Given records:
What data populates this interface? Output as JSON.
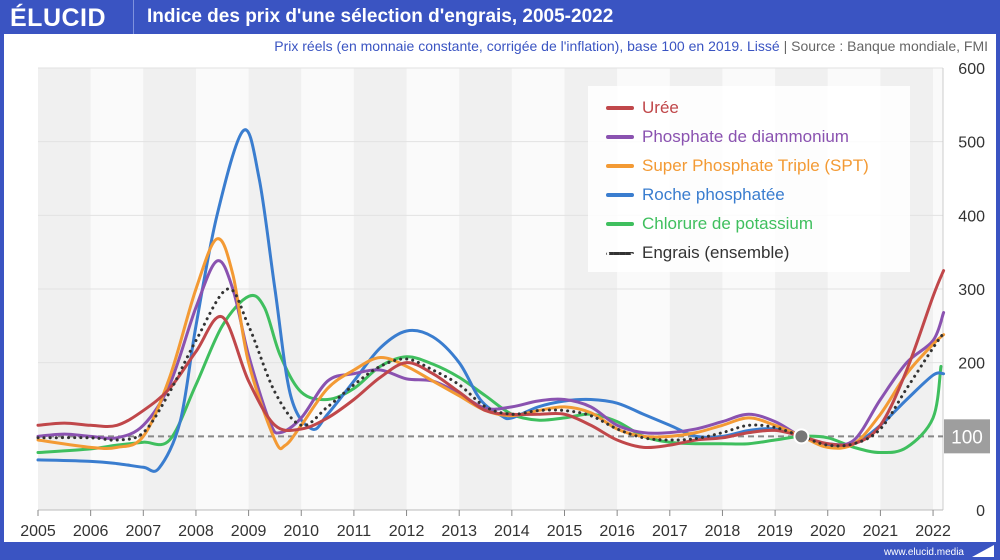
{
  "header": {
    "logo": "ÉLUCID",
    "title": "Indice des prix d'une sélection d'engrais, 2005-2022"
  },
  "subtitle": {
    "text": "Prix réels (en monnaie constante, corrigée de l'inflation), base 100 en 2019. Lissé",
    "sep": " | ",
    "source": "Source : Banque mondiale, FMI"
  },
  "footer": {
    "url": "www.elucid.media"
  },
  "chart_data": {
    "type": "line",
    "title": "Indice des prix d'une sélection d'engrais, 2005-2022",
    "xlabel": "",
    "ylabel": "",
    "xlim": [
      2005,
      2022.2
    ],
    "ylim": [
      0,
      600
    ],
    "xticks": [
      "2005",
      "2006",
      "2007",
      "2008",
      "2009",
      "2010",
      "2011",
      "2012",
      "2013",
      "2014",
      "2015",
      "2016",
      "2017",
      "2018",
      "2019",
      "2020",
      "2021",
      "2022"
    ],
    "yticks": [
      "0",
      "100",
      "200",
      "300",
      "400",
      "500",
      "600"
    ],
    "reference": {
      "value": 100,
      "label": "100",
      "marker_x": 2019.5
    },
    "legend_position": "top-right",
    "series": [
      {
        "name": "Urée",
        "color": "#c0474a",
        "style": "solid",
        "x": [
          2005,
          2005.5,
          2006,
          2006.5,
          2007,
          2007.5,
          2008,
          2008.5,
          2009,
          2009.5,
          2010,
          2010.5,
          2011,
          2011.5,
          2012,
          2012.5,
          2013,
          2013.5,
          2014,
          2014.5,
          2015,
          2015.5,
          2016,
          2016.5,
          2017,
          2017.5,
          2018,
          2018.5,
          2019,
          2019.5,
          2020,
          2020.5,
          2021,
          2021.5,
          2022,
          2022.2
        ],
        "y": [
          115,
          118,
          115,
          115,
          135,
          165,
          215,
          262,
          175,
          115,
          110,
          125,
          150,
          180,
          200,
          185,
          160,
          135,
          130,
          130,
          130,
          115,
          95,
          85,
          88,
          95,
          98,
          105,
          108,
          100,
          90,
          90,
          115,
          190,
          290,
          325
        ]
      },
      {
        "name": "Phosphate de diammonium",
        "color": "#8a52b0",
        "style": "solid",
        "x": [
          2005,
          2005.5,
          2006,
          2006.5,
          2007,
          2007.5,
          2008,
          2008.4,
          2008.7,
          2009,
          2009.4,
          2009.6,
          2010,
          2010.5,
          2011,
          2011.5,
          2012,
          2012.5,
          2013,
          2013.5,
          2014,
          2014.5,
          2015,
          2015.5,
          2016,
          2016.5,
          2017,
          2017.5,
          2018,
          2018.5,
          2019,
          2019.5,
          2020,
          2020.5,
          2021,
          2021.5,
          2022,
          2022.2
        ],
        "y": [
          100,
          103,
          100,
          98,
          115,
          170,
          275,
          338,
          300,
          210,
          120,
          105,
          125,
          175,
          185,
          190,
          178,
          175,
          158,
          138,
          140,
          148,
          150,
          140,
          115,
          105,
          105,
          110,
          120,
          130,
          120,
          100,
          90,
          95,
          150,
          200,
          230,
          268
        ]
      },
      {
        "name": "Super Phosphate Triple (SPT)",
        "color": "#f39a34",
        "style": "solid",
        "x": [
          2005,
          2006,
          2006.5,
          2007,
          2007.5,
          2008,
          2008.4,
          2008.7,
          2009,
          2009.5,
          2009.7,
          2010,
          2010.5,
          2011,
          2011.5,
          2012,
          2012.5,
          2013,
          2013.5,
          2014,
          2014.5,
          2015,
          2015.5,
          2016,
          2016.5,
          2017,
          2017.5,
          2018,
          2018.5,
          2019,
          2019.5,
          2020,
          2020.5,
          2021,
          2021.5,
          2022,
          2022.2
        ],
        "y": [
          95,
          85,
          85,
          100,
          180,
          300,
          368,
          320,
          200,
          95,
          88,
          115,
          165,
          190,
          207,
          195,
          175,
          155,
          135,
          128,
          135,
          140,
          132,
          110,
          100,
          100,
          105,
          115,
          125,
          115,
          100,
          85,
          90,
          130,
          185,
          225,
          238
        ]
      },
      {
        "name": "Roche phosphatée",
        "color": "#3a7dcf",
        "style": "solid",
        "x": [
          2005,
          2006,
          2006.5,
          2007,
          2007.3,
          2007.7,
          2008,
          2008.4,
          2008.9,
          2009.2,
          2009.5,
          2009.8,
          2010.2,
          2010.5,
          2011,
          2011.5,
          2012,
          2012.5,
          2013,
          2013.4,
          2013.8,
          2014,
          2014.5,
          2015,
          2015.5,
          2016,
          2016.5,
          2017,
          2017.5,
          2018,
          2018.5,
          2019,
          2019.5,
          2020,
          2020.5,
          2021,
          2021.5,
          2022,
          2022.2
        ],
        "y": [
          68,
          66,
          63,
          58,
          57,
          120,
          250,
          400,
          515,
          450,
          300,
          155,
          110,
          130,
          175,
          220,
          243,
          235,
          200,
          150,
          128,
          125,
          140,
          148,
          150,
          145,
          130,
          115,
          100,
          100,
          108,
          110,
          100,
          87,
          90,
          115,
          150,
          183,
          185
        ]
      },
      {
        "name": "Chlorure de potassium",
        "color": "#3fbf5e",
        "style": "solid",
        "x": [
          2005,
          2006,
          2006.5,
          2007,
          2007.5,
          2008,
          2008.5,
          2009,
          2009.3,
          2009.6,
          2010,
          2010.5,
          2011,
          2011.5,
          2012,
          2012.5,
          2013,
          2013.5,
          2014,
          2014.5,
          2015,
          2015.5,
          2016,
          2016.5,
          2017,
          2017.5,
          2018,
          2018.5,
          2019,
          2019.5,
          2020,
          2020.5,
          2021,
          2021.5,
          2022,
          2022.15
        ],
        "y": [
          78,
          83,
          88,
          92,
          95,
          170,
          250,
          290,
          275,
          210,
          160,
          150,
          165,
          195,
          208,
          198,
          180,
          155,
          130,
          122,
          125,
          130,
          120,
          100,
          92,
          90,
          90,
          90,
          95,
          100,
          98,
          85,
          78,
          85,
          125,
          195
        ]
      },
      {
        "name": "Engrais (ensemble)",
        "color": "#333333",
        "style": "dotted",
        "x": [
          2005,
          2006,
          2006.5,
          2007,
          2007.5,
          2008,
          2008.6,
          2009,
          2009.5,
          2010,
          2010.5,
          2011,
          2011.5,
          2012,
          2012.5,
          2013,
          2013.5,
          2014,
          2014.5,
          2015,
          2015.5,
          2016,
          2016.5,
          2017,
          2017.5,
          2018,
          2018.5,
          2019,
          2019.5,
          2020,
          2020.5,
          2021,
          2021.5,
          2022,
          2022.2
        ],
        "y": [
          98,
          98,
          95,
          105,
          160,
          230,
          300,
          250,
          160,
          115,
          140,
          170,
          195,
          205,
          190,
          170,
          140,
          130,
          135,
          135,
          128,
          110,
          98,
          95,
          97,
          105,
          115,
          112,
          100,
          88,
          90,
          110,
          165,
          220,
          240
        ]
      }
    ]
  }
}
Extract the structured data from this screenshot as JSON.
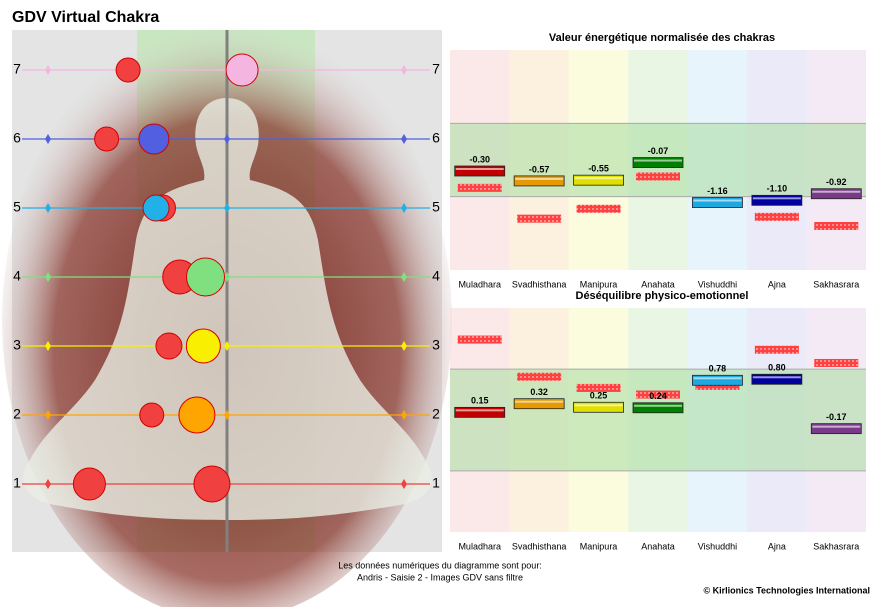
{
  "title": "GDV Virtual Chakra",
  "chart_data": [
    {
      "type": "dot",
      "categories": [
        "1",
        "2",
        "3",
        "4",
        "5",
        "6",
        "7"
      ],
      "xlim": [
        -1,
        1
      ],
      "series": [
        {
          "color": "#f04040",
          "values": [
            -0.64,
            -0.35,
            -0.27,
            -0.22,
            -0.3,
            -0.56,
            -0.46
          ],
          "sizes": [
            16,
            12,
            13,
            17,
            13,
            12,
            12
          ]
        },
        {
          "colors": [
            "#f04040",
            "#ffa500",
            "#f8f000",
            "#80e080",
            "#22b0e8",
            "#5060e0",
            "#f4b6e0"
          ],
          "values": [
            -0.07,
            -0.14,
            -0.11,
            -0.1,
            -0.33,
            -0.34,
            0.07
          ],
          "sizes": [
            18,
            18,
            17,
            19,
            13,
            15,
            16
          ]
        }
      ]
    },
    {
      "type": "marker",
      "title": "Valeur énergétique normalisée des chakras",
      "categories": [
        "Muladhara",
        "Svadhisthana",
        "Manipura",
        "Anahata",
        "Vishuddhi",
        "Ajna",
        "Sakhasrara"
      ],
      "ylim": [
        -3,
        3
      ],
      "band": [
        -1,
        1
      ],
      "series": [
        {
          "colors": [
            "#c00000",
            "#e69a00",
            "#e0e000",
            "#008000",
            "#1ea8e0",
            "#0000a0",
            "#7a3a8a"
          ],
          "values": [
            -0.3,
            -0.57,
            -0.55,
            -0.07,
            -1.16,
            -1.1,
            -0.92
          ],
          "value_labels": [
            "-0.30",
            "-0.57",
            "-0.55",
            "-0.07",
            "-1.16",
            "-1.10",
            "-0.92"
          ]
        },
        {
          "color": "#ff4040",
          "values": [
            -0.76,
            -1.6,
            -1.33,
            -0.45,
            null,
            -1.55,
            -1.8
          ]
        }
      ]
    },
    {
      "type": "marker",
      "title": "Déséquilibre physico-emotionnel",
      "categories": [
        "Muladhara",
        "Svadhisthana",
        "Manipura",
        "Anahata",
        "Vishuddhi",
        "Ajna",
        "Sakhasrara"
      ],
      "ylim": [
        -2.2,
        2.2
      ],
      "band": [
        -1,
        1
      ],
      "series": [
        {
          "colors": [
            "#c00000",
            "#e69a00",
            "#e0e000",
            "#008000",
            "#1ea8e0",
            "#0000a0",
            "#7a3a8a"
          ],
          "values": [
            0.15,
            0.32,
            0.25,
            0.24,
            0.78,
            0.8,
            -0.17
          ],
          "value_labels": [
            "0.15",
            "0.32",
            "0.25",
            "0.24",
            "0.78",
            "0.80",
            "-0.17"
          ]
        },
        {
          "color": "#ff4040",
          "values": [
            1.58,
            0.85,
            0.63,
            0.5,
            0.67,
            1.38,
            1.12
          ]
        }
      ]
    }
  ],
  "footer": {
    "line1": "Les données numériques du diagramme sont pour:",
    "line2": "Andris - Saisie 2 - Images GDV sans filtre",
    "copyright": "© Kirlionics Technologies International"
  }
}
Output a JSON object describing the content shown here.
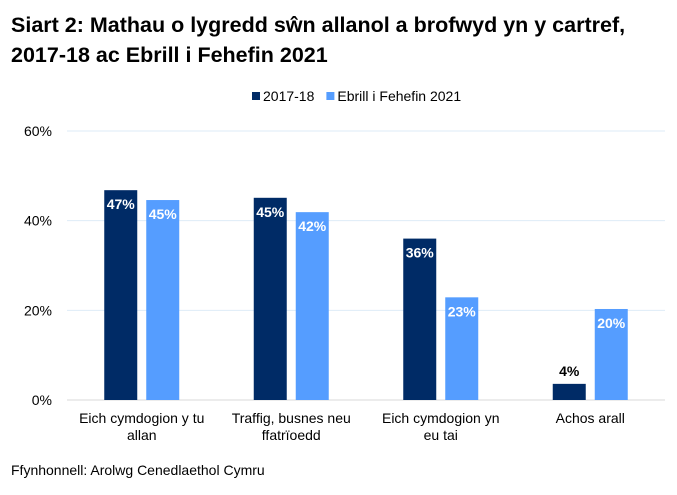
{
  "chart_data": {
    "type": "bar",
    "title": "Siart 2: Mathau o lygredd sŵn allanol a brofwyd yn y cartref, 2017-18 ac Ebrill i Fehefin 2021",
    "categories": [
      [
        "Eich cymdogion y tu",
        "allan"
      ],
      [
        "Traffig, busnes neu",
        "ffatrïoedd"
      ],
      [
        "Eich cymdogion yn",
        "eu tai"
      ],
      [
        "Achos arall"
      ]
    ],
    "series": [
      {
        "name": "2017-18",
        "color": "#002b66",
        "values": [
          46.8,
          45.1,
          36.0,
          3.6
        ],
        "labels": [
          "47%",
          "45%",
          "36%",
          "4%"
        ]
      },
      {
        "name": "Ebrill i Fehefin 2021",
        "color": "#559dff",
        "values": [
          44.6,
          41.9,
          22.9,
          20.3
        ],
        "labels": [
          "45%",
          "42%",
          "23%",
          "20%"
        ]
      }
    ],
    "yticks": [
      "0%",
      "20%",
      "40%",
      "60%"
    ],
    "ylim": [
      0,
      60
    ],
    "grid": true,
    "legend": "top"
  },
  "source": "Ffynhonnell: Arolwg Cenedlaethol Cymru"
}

Required work:
Lines containing "cymdogion" are to be counted. State the total and add nothing.

Task answer:
2